**EXERCISE OBJECTIVE:** Without omitting anything, return the records precisely as given.

**LISTING:**
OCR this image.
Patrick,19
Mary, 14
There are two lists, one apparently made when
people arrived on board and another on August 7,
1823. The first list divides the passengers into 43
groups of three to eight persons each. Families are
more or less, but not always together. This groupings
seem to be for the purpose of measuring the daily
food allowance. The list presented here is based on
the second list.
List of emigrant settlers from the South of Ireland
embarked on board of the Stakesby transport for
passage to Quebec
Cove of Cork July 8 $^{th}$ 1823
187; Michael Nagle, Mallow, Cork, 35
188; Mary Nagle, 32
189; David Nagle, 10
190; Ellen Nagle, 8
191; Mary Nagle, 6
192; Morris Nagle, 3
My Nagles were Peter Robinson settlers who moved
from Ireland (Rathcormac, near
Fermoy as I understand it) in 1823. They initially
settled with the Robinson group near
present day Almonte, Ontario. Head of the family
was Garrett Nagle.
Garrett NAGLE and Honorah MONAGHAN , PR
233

**THE RESULT:**
OCR this image.
Patrick,19
Mary, 14
There are two lists, one apparently made when
people arrived on board and another on August 7,
1823. The first list divides the passengers into 43
groups of three to eight persons each. Families are
more or less, but not always together. This groupings
seem to be for the purpose of measuring the daily
food allowance. The list presented here is based on
the second list.
List of emigrant settlers from the South of Ireland
embarked on board of the Stakesby transport for
passage to Quebec
Cove of Cork July 8 $^{th}$ 1823
187; Michael Nagle, Mallow, Cork, 35
188; Mary Nagle, 32
189; David Nagle, 10
190; Ellen Nagle, 8
191; Mary Nagle, 6
192; Morris Nagle, 3
My Nagles were Peter Robinson settlers who moved
from Ireland (Rathcormac, near
Fermoy as I understand it) in 1823. They initially
settled with the Robinson group near
present day Almonte, Ontario. Head of the family
was Garrett Nagle.
Garrett NAGLE and Honorah MONAGHAN , PR
233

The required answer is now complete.